■ INSTRUCTION A ■
From the listing, copy out verbatim the lines starting at the one containing "prompt-symbol: ?- [44,593,67,615]" and ending at the one containing "description-text-middle: whose three", with both of those lines included.

Reading about author Kristin Hannah’s newest novel, The Four Winds, in this New York Times article (“Kristin Hannah Reinvented Herself. She Thinks America Can Do the Same.”) got me thinking about the word reinvention.
Reinvention is the essence of who we are. It can be as frippy as a changing a hairstyle, or as significant as starting over, as with the Depression-era single mother in Hannah’s new work. Reinvention can be born of pain — when “what is” isn’t working and something new must take its place, or born of circumstance and adaptability — think Zoom college reunions and restaurants-turned-grocery stores.
Reinvention can stretch over decades, from childhood to adulthood. One moment playing Barbies with my best friend and tape recording ourselves singing, “There’s a land that I see, where the children are free.” Then, seemingly the next moment, graduating from college, focused on answering The Question: “what should I be?”

■ INSTRUCTION B ■
Translate this sentence from the piece on reinvention into Spanish: "Reinvention is the essence of who we are."

■ DATASET EXCERPTS ■
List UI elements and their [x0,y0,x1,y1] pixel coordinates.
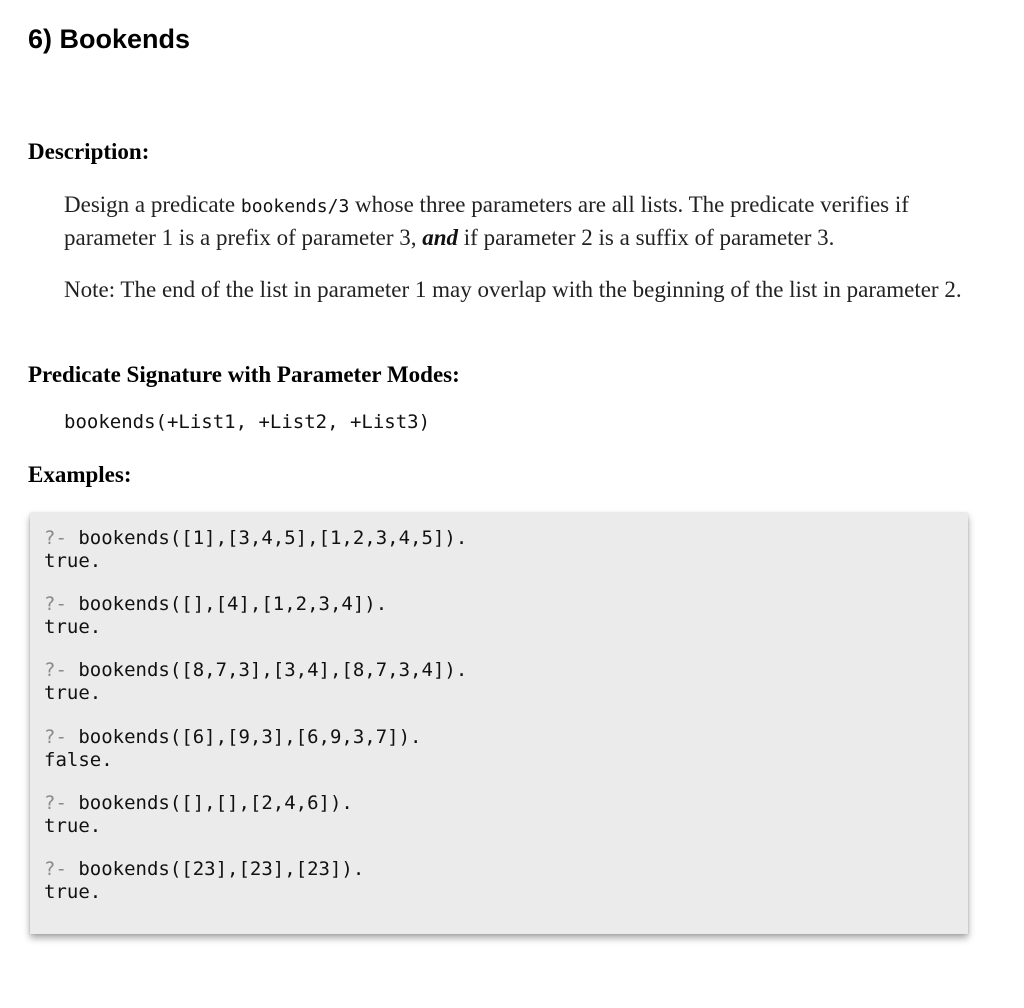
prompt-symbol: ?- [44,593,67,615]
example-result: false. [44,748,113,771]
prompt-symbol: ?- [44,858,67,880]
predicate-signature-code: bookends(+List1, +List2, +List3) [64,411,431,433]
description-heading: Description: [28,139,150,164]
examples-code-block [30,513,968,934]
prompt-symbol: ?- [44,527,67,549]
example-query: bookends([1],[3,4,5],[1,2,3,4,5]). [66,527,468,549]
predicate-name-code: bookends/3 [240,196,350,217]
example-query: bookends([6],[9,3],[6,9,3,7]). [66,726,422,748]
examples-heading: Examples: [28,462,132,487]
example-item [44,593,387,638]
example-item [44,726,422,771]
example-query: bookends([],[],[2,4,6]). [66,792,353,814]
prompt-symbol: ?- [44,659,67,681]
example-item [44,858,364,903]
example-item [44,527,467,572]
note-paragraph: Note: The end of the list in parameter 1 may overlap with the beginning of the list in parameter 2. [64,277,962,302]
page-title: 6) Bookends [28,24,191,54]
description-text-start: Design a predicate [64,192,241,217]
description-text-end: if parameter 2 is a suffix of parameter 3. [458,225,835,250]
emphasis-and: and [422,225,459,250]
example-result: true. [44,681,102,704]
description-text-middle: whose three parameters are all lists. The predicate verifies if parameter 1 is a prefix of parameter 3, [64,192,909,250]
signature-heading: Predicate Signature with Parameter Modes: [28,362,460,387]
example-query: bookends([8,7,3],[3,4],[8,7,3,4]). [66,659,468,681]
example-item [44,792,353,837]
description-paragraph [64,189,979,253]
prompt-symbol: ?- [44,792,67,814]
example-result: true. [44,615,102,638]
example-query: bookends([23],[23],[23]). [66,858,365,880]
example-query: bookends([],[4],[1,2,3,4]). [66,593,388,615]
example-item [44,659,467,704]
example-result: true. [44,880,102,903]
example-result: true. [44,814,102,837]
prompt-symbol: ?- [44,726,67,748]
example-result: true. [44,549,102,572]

■ EXPECTED ANSWER A ■
prompt-symbol: ?- [44,593,67,615]
example-result: false. [44,748,113,771]
prompt-symbol: ?- [44,858,67,880]
predicate-signature-code: bookends(+List1, +List2, +List3) [64,411,431,433]
description-heading: Description: [28,139,150,164]
examples-code-block [30,513,968,934]
prompt-symbol: ?- [44,527,67,549]
example-query: bookends([1],[3,4,5],[1,2,3,4,5]). [66,527,468,549]
predicate-name-code: bookends/3 [240,196,350,217]
example-query: bookends([6],[9,3],[6,9,3,7]). [66,726,422,748]
examples-heading: Examples: [28,462,132,487]
example-item [44,593,387,638]
example-item [44,726,422,771]
example-query: bookends([],[],[2,4,6]). [66,792,353,814]
prompt-symbol: ?- [44,659,67,681]
example-item [44,858,364,903]
example-item [44,527,467,572]
note-paragraph: Note: The end of the list in parameter 1 may overlap with the beginning of the list in parameter 2. [64,277,962,302]
page-title: 6) Bookends [28,24,191,54]
description-text-start: Design a predicate [64,192,241,217]
description-text-end: if parameter 2 is a suffix of parameter 3. [458,225,835,250]
emphasis-and: and [422,225,459,250]
example-result: true. [44,681,102,704]
description-text-middle: whose three parameters are all lists. The predicate verifies if parameter 1 is a prefix of parameter 3, [64,192,909,250]

■ EXPECTED ANSWER B ■
La reinvención es la esencia de quiénes somos.